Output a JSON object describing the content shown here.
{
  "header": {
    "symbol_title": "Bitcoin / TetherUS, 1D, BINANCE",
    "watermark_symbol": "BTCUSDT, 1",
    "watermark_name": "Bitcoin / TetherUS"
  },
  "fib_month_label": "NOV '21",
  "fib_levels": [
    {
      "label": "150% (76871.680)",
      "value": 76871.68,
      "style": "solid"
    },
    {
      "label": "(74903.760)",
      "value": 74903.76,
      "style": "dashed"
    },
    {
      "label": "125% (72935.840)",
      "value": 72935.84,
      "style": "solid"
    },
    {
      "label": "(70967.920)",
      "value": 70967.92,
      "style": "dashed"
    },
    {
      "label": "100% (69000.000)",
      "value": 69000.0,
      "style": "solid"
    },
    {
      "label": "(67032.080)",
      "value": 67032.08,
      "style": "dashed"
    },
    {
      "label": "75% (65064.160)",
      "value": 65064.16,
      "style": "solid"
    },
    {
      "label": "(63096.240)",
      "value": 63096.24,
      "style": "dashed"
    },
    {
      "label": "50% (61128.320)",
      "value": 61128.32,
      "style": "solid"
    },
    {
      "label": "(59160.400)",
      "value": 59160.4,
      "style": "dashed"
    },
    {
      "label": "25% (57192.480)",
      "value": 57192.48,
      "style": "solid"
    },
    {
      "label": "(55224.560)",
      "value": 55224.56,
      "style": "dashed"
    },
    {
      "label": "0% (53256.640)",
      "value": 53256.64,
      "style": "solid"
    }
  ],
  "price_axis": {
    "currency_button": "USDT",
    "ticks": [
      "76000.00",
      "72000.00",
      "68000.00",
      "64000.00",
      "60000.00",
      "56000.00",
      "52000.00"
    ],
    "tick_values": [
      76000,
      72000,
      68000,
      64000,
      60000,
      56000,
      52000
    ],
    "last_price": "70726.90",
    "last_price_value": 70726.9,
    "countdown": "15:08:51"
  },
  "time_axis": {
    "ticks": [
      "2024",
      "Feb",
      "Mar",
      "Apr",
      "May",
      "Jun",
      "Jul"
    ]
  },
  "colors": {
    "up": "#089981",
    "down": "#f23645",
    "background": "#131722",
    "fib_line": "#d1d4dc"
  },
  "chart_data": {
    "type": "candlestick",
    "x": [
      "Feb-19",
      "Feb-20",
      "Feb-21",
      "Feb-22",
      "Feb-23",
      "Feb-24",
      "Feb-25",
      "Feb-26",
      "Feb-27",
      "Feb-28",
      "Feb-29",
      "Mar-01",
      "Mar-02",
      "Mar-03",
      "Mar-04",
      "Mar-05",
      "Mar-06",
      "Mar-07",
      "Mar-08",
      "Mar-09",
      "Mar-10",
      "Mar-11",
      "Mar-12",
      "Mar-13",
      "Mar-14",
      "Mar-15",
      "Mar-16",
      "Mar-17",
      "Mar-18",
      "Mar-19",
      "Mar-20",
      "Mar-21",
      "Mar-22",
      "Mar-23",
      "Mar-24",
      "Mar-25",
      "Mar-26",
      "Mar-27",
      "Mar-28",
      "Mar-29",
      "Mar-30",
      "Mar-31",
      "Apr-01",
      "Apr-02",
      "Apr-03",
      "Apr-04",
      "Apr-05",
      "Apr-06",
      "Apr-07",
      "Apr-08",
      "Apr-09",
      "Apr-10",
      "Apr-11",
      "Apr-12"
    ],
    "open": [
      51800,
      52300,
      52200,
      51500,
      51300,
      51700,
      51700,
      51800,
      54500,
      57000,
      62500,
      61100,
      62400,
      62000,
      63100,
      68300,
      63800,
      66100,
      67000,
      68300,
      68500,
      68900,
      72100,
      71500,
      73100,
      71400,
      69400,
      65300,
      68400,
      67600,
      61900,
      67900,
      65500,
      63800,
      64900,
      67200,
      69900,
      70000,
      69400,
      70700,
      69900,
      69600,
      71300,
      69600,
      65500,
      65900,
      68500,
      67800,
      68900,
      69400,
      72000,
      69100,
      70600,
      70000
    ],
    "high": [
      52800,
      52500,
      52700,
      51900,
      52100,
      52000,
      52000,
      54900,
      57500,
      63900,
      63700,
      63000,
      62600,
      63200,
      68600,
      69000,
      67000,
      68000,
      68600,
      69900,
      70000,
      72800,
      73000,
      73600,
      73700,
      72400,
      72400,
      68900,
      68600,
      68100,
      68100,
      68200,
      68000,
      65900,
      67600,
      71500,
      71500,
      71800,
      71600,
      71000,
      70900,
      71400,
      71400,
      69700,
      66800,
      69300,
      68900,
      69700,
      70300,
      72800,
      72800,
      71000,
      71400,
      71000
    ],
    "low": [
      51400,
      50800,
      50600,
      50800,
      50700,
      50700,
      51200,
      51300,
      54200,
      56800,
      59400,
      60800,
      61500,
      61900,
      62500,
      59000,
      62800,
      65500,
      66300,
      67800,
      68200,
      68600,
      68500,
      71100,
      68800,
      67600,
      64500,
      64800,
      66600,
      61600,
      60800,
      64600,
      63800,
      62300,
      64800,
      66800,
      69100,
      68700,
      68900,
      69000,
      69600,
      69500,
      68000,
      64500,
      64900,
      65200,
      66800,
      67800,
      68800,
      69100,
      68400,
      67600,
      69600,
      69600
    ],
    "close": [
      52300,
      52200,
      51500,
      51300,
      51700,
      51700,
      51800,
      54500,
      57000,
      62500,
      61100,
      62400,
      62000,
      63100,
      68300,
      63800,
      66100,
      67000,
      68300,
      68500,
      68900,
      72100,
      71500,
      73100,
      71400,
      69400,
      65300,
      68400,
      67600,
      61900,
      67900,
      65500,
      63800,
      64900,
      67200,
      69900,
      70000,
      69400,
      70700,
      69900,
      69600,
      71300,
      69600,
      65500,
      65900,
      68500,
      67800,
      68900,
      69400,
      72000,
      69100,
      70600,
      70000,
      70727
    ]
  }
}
-----
STATED TASK
Copy out each line of the material that holds the word "TetherUS".

WORKED SOLUTION
    "symbol_title": "Bitcoin / TetherUS, 1D, BINANCE",
    "watermark_name": "Bitcoin / TetherUS"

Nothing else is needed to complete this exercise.